• **Do this**: Make an exact copy of the entries, and keep any pictures out of it.

• **Data provided**:
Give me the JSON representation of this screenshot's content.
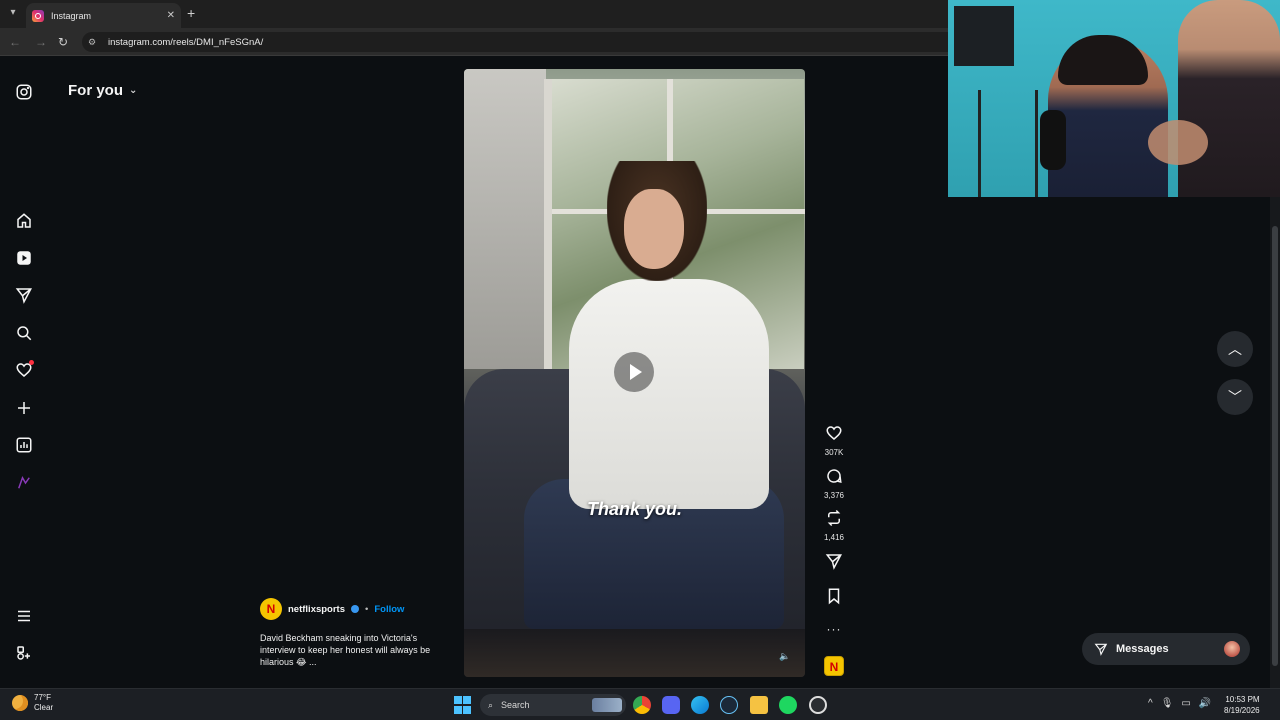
{
  "browser": {
    "tab_title": "Instagram",
    "url": "instagram.com/reels/DMI_nFeSGnA/"
  },
  "feed": {
    "heading": "For you"
  },
  "video": {
    "subtitle": "Thank you."
  },
  "actions": {
    "likes": "307K",
    "comments": "3,376",
    "reposts": "1,416"
  },
  "post": {
    "author": "netflixsports",
    "separator": "•",
    "follow_label": "Follow",
    "caption": "David Beckham sneaking into Victoria's interview to keep her honest will always be hilarious 😂 ...",
    "avatar_letter": "N"
  },
  "messages": {
    "label": "Messages"
  },
  "taskbar": {
    "temperature": "77°F",
    "condition": "Clear",
    "search_label": "Search",
    "time": "10:53 PM",
    "date": "8/19/2026"
  },
  "colors": {
    "accent_blue": "#0095f6",
    "notification_red": "#ff3040",
    "background": "#0c0f12"
  }
}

• **Final answer**:
Give me the JSON representation of this screenshot's content.
{
  "browser": {
    "tab_title": "Instagram",
    "url": "instagram.com/reels/DMI_nFeSGnA/"
  },
  "feed": {
    "heading": "For you"
  },
  "video": {
    "subtitle": "Thank you."
  },
  "actions": {
    "likes": "307K",
    "comments": "3,376",
    "reposts": "1,416"
  },
  "post": {
    "author": "netflixsports",
    "separator": "•",
    "follow_label": "Follow",
    "caption": "David Beckham sneaking into Victoria's interview to keep her honest will always be hilarious 😂 ...",
    "avatar_letter": "N"
  },
  "messages": {
    "label": "Messages"
  },
  "taskbar": {
    "temperature": "77°F",
    "condition": "Clear",
    "search_label": "Search",
    "time": "10:53 PM",
    "date": "8/19/2026"
  },
  "colors": {
    "accent_blue": "#0095f6",
    "notification_red": "#ff3040",
    "background": "#0c0f12"
  }
}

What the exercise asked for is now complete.